* DATASET RECORDS:

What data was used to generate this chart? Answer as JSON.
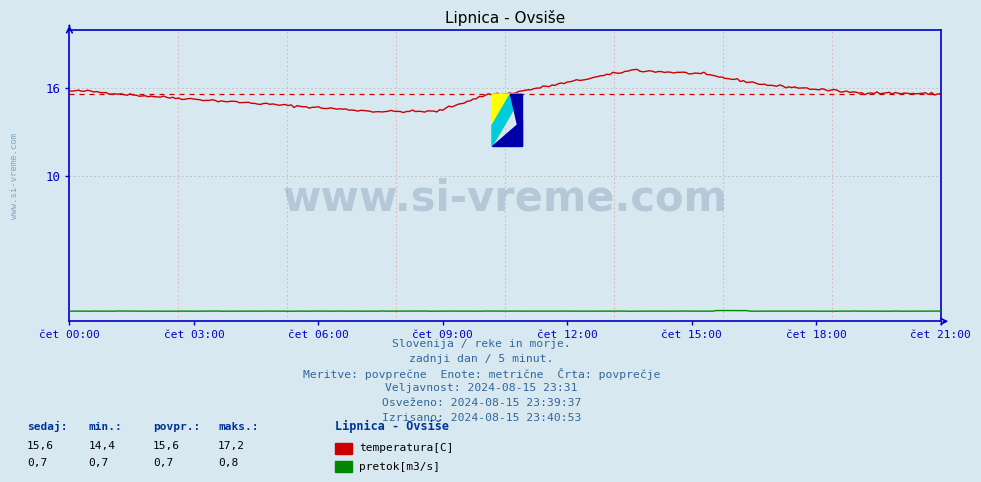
{
  "title": "Lipnica - Ovsiše",
  "bg_color": "#d8e8f0",
  "plot_bg_color": "#d8e8f0",
  "temp_color": "#cc0000",
  "flow_color": "#008800",
  "avg_color": "#cc0000",
  "axis_color": "#0000cc",
  "tick_color": "#0000aa",
  "grid_color_h": "#bbbbbb",
  "grid_color_v": "#ddaaaa",
  "footer_color": "#336699",
  "legend_color": "#003399",
  "watermark_color": "#1a3a6e",
  "ylim": [
    0,
    20
  ],
  "yticks": [
    10,
    16
  ],
  "n_points": 288,
  "temp_avg": 15.6,
  "xtick_labels": [
    "čet 00:00",
    "čet 03:00",
    "čet 06:00",
    "čet 09:00",
    "čet 12:00",
    "čet 15:00",
    "čet 18:00",
    "čet 21:00"
  ],
  "footer_lines": [
    "Slovenija / reke in morje.",
    "zadnji dan / 5 minut.",
    "Meritve: povprečne  Enote: metrične  Črta: povprečje",
    "Veljavnost: 2024-08-15 23:31",
    "Osveženo: 2024-08-15 23:39:37",
    "Izrisano: 2024-08-15 23:40:53"
  ],
  "legend_title": "Lipnica - Ovsiše",
  "legend_items": [
    {
      "label": "temperatura[C]",
      "color": "#cc0000"
    },
    {
      "label": "pretok[m3/s]",
      "color": "#008800"
    }
  ],
  "stats_headers": [
    "sedaj:",
    "min.:",
    "povpr.:",
    "maks.:"
  ],
  "stats_temp": [
    "15,6",
    "14,4",
    "15,6",
    "17,2"
  ],
  "stats_flow": [
    "0,7",
    "0,7",
    "0,7",
    "0,8"
  ],
  "watermark_text": "www.si-vreme.com",
  "side_text": "www.si-vreme.com"
}
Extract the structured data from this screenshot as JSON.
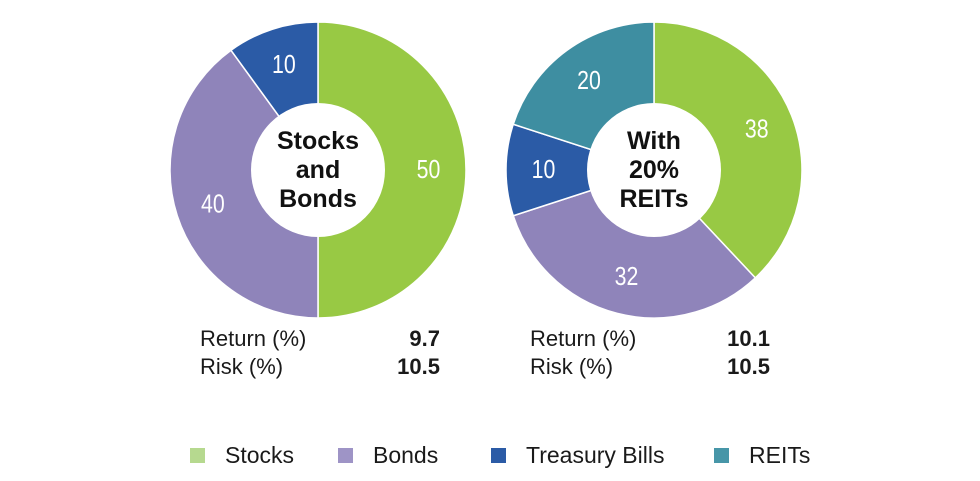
{
  "colors": {
    "Stocks": "#98c944",
    "Bonds": "#8f84ba",
    "Treasury Bills": "#2b5ba6",
    "REITs": "#3e8ea1",
    "legend_Stocks": "#b6d98f",
    "legend_Bonds": "#9e94c6",
    "legend_Treasury Bills": "#2b5ba6",
    "legend_REITs": "#4796a8"
  },
  "chart_data": [
    {
      "type": "pie",
      "style": "donut",
      "title": "Stocks and Bonds",
      "title_lines": [
        "Stocks",
        "and",
        "Bonds"
      ],
      "slices": [
        {
          "label": "Stocks",
          "value": 50
        },
        {
          "label": "Bonds",
          "value": 40
        },
        {
          "label": "Treasury Bills",
          "value": 10
        }
      ],
      "stats": [
        {
          "label": "Return (%)",
          "value": "9.7"
        },
        {
          "label": "Risk (%)",
          "value": "10.5"
        }
      ]
    },
    {
      "type": "pie",
      "style": "donut",
      "title": "With 20% REITs",
      "title_lines": [
        "With",
        "20%",
        "REITs"
      ],
      "slices": [
        {
          "label": "Stocks",
          "value": 38
        },
        {
          "label": "Bonds",
          "value": 32
        },
        {
          "label": "Treasury Bills",
          "value": 10
        },
        {
          "label": "REITs",
          "value": 20
        }
      ],
      "stats": [
        {
          "label": "Return (%)",
          "value": "10.1"
        },
        {
          "label": "Risk (%)",
          "value": "10.5"
        }
      ]
    }
  ],
  "legend": [
    "Stocks",
    "Bonds",
    "Treasury Bills",
    "REITs"
  ]
}
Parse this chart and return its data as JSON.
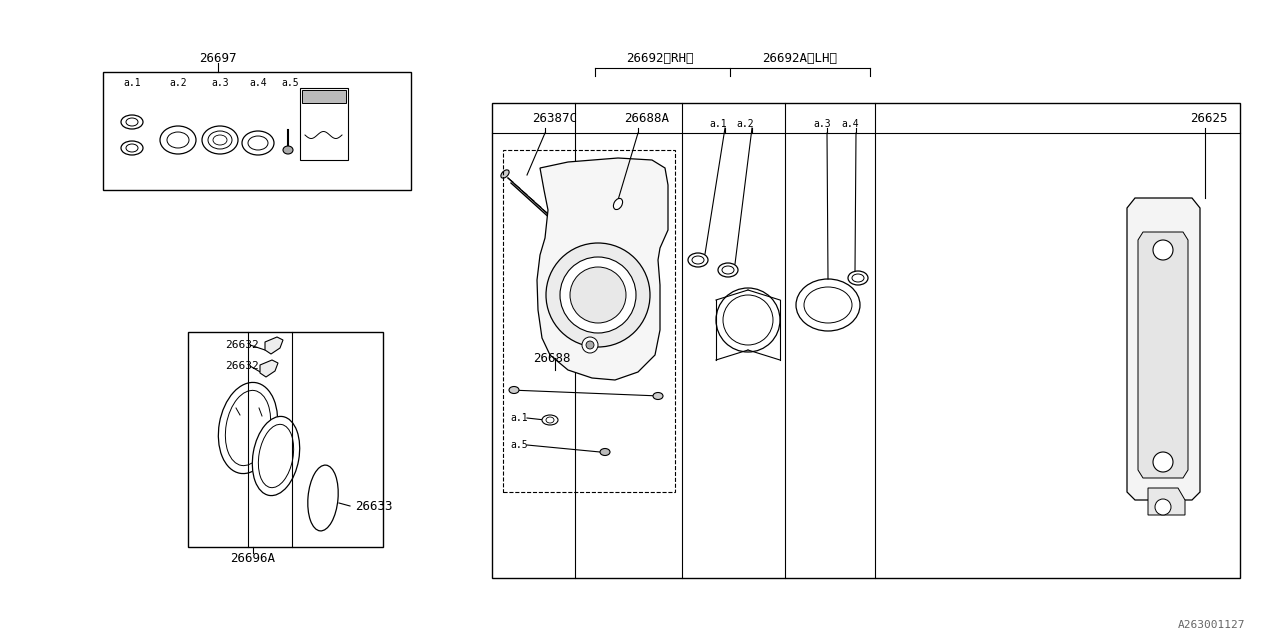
{
  "bg_color": "#ffffff",
  "line_color": "#000000",
  "font_color": "#000000",
  "watermark": "A263001127",
  "part_26697": "26697",
  "part_26692_rh": "26692〈RH〉",
  "part_26692a_lh": "26692A〈LH〉",
  "part_26387c": "26387C",
  "part_26688a": "26688A",
  "part_26688": "26688",
  "part_26625": "26625",
  "part_26632": "26632",
  "part_26633": "26633",
  "part_26696a": "26696A",
  "sub_labels_kit": [
    "a.1",
    "a.2",
    "a.3",
    "a.4",
    "a.5"
  ],
  "sub_labels_main": [
    "a.1",
    "a.2",
    "a.3",
    "a.4"
  ]
}
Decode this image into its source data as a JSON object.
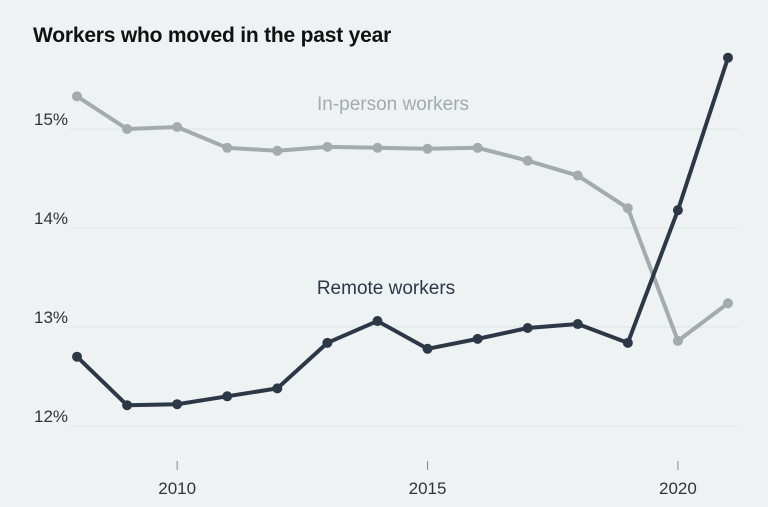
{
  "chart_data": {
    "type": "line",
    "title": "Workers who moved in the past year",
    "xlabel": "",
    "ylabel": "",
    "x": [
      2008,
      2009,
      2010,
      2011,
      2012,
      2013,
      2014,
      2015,
      2016,
      2017,
      2018,
      2019,
      2020,
      2021
    ],
    "xticks": [
      2010,
      2015,
      2020
    ],
    "xtick_labels": [
      "2010",
      "2015",
      "2020"
    ],
    "yticks": [
      12,
      13,
      14,
      15
    ],
    "ytick_labels": [
      "12%",
      "13%",
      "14%",
      "15%"
    ],
    "ylim": [
      11.7,
      15.9
    ],
    "xlim": [
      2008,
      2021
    ],
    "grid": "horizontal",
    "series": [
      {
        "name": "In-person workers",
        "color": "#a3abad",
        "values": [
          15.33,
          15.0,
          15.02,
          14.81,
          14.78,
          14.82,
          14.81,
          14.8,
          14.81,
          14.68,
          14.53,
          14.2,
          12.86,
          13.24
        ]
      },
      {
        "name": "Remote workers",
        "color": "#2d3847",
        "values": [
          12.7,
          12.21,
          12.22,
          12.3,
          12.38,
          12.84,
          13.06,
          12.78,
          12.88,
          12.99,
          13.03,
          12.84,
          14.18,
          15.72
        ]
      }
    ]
  }
}
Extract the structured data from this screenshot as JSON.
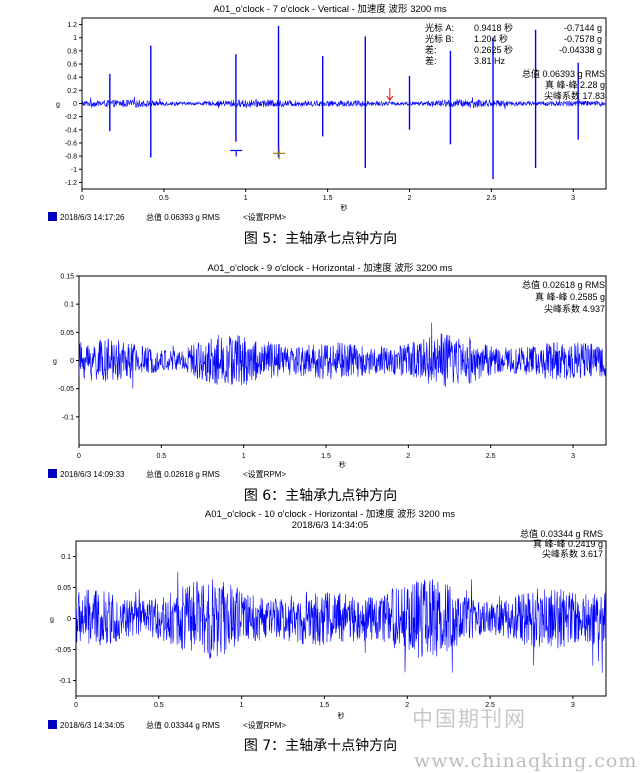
{
  "captions": [
    "图 5：主轴承七点钟方向",
    "图 6：主轴承九点钟方向",
    "图 7：主轴承十点钟方向"
  ],
  "watermark": {
    "cn": "中国期刊网",
    "url": "www.chinaqking.com"
  },
  "colors": {
    "signal": "#0000ff",
    "frame": "#000000",
    "status_square": "#0000c0"
  },
  "chart_data": [
    {
      "type": "line",
      "title": "A01_o'clock - 7 o'clock - Vertical - 加速度 波形 3200 ms",
      "subtitle": "",
      "xlabel": "秒",
      "ylabel": "g",
      "xlim": [
        0,
        3.2
      ],
      "ylim": [
        -1.3,
        1.3
      ],
      "x_ticks": [
        0,
        0.5,
        1,
        1.5,
        2,
        2.5,
        3
      ],
      "y_ticks": [
        -1.2,
        -1,
        -0.8,
        -0.6,
        -0.4,
        -0.2,
        0,
        0.2,
        0.4,
        0.6,
        0.8,
        1,
        1.2
      ],
      "y_tick_labels": [
        "-1.2",
        "-1",
        "-0.8",
        "-0.6",
        "-0.4",
        "-0.2",
        "0",
        "0.2",
        "0.4",
        "0.6",
        "0.8",
        "1",
        "1.2"
      ],
      "grid": false,
      "series": [
        {
          "noise_amplitude": 0.06
        }
      ],
      "impulses": [
        {
          "x": 0.17,
          "up": 0.45,
          "down": -0.42
        },
        {
          "x": 0.42,
          "up": 0.88,
          "down": -0.82
        },
        {
          "x": 0.94,
          "up": 0.75,
          "down": -0.58
        },
        {
          "x": 1.2,
          "up": 1.18,
          "down": -0.82
        },
        {
          "x": 1.47,
          "up": 0.72,
          "down": -0.5
        },
        {
          "x": 1.73,
          "up": 1.02,
          "down": -0.98
        },
        {
          "x": 2.0,
          "up": 0.42,
          "down": -0.4
        },
        {
          "x": 2.25,
          "up": 0.8,
          "down": -0.62
        },
        {
          "x": 2.51,
          "up": 1.0,
          "down": -1.15
        },
        {
          "x": 2.77,
          "up": 1.12,
          "down": -0.98
        },
        {
          "x": 3.03,
          "up": 0.62,
          "down": -0.55
        }
      ],
      "cursors": [
        {
          "x": 0.9418,
          "y": -0.7144,
          "color": "#0000ff"
        },
        {
          "x": 1.204,
          "y": -0.7578,
          "color": "#a08000"
        }
      ],
      "marker": {
        "x": 1.88,
        "y": 0.05,
        "color": "#ff0000"
      },
      "cursor_readout": [
        {
          "label": "光标 A:",
          "time": "0.9418 秒",
          "value": "-0.7144 g"
        },
        {
          "label": "光标 B:",
          "time": "1.204 秒",
          "value": "-0.7578 g"
        },
        {
          "label": "差:",
          "time": "0.2625 秒",
          "value": "-0.04338 g"
        },
        {
          "label": "差:",
          "time": "3.81 Hz",
          "value": ""
        }
      ],
      "stats": [
        "总值 0.06393 g RMS",
        "真 峰-峰 2.28 g",
        "尖峰系数 17.83"
      ],
      "status": {
        "datetime": "2018/6/3 14:17:26",
        "overall": "总值 0.06393 g RMS",
        "rpm": "<设置RPM>"
      }
    },
    {
      "type": "line",
      "title": "A01_o'clock - 9 o'clock - Horizontal - 加速度 波形 3200 ms",
      "subtitle": "",
      "xlabel": "秒",
      "ylabel": "g",
      "xlim": [
        0,
        3.2
      ],
      "ylim": [
        -0.15,
        0.15
      ],
      "x_ticks": [
        0,
        0.5,
        1,
        1.5,
        2,
        2.5,
        3
      ],
      "y_ticks": [
        -0.1,
        -0.05,
        0,
        0.05,
        0.1,
        0.15
      ],
      "y_tick_labels": [
        "-0.1",
        "-0.05",
        "0",
        "0.05",
        "0.1",
        "0.15"
      ],
      "grid": false,
      "series": [
        {
          "noise_amplitude": 0.045
        }
      ],
      "stats": [
        "总值 0.02618 g RMS",
        "真 峰-峰 0.2585 g",
        "尖峰系数 4.937"
      ],
      "status": {
        "datetime": "2018/6/3 14:09:33",
        "overall": "总值 0.02618 g RMS",
        "rpm": "<设置RPM>"
      }
    },
    {
      "type": "line",
      "title": "A01_o'clock - 10 o'clock - Horizontal - 加速度 波形 3200 ms",
      "subtitle": "2018/6/3 14:34:05",
      "xlabel": "秒",
      "ylabel": "g",
      "xlim": [
        0,
        3.2
      ],
      "ylim": [
        -0.125,
        0.125
      ],
      "x_ticks": [
        0,
        0.5,
        1,
        1.5,
        2,
        2.5,
        3
      ],
      "y_ticks": [
        -0.1,
        -0.05,
        0,
        0.05,
        0.1
      ],
      "y_tick_labels": [
        "-0.1",
        "-0.05",
        "0",
        "0.05",
        "0.1"
      ],
      "grid": false,
      "series": [
        {
          "noise_amplitude": 0.06
        }
      ],
      "stats": [
        "总值 0.03344 g RMS",
        "真 峰-峰 0.2419 g",
        "尖峰系数 3.617"
      ],
      "status": {
        "datetime": "2018/6/3 14:34:05",
        "overall": "总值 0.03344 g RMS",
        "rpm": "<设置RPM>"
      }
    }
  ]
}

* WHAT IS BEING ASKED: Look through the entries and work out how many lines have the word "JSON" in them; reply with that number only.

* COMPLETED TASK: 5